TASK INSTRUCTIONS —
Could you extract every entry below and reproduce it exactly?

Saved data entries —
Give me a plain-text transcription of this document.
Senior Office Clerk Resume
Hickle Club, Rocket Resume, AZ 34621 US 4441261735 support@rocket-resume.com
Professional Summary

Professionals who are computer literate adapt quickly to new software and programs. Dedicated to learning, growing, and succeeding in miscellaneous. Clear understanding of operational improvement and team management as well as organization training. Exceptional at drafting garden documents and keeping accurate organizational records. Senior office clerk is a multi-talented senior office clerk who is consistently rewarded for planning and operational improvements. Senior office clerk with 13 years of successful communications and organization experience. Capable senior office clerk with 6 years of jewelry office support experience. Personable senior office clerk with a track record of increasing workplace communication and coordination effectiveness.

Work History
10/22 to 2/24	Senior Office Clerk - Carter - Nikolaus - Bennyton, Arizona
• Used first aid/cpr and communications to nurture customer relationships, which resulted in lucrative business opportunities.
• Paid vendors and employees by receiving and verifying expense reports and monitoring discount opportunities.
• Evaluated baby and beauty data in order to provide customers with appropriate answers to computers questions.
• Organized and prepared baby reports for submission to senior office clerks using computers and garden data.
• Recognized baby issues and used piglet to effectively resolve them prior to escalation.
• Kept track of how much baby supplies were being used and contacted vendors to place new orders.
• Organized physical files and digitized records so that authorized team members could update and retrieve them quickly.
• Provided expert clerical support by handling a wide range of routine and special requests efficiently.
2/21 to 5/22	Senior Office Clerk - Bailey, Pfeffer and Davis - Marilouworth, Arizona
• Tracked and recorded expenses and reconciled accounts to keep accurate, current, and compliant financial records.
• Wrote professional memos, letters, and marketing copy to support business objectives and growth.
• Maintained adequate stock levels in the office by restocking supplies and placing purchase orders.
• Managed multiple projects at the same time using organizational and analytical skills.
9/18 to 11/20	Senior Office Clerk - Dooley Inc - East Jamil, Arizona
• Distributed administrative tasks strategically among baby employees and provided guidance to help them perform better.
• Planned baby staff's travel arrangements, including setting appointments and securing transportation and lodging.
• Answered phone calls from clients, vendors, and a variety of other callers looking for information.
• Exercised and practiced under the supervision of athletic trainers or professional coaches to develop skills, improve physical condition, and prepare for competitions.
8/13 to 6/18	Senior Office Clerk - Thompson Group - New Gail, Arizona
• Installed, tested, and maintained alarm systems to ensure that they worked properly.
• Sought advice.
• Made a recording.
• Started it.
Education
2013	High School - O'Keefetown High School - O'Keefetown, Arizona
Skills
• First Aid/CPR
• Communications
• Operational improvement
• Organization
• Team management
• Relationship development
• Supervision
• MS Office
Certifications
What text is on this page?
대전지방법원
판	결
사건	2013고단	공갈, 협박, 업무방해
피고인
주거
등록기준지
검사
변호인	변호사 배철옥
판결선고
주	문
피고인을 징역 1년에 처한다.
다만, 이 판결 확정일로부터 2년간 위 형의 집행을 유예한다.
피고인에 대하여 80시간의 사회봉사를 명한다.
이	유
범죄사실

EXERCISE RESULT —
Give me a plain-text transcription of this document.
Senior Office Clerk Resume
Hickle Club, Rocket Resume, AZ 34621 US 4441261735 support@rocket-resume.com
Professional Summary

Professionals who are computer literate adapt quickly to new software and programs. Dedicated to learning, growing, and succeeding in miscellaneous. Clear understanding of operational improvement and team management as well as organization training. Exceptional at drafting garden documents and keeping accurate organizational records. Senior office clerk is a multi-talented senior office clerk who is consistently rewarded for planning and operational improvements. Senior office clerk with 13 years of successful communications and organization experience. Capable senior office clerk with 6 years of jewelry office support experience. Personable senior office clerk with a track record of increasing workplace communication and coordination effectiveness.

Work History
10/22 to 2/24	Senior Office Clerk - Carter - Nikolaus - Bennyton, Arizona
• Used first aid/cpr and communications to nurture customer relationships, which resulted in lucrative business opportunities.
• Paid vendors and employees by receiving and verifying expense reports and monitoring discount opportunities.
• Evaluated baby and beauty data in order to provide customers with appropriate answers to computers questions.
• Organized and prepared baby reports for submission to senior office clerks using computers and garden data.
• Recognized baby issues and used piglet to effectively resolve them prior to escalation.
• Kept track of how much baby supplies were being used and contacted vendors to place new orders.
• Organized physical files and digitized records so that authorized team members could update and retrieve them quickly.
• Provided expert clerical support by handling a wide range of routine and special requests efficiently.
2/21 to 5/22	Senior Office Clerk - Bailey, Pfeffer and Davis - Marilouworth, Arizona
• Tracked and recorded expenses and reconciled accounts to keep accurate, current, and compliant financial records.
• Wrote professional memos, letters, and marketing copy to support business objectives and growth.
• Maintained adequate stock levels in the office by restocking supplies and placing purchase orders.
• Managed multiple projects at the same time using organizational and analytical skills.
9/18 to 11/20	Senior Office Clerk - Dooley Inc - East Jamil, Arizona
• Distributed administrative tasks strategically among baby employees and provided guidance to help them perform better.
• Planned baby staff's travel arrangements, including setting appointments and securing transportation and lodging.
• Answered phone calls from clients, vendors, and a variety of other callers looking for information.
• Exercised and practiced under the supervision of athletic trainers or professional coaches to develop skills, improve physical condition, and prepare for competitions.
8/13 to 6/18	Senior Office Clerk - Thompson Group - New Gail, Arizona
• Installed, tested, and maintained alarm systems to ensure that they worked properly.
• Sought advice.
• Made a recording.
• Started it.
Education
2013	High School - O'Keefetown High School - O'Keefetown, Arizona
Skills
• First Aid/CPR
• Communications
• Operational improvement
• Organization
• Team management
• Relationship development
• Supervision
• MS Office
Certifications
What text is on this page?
대전지방법원
판	결
사건	2013고단	공갈, 협박, 업무방해
피고인
주거
등록기준지
검사
변호인	변호사 배철옥
판결선고
주	문
피고인을 징역 1년에 처한다.
다만, 이 판결 확정일로부터 2년간 위 형의 집행을 유예한다.
피고인에 대하여 80시간의 사회봉사를 명한다.
이	유
범죄사실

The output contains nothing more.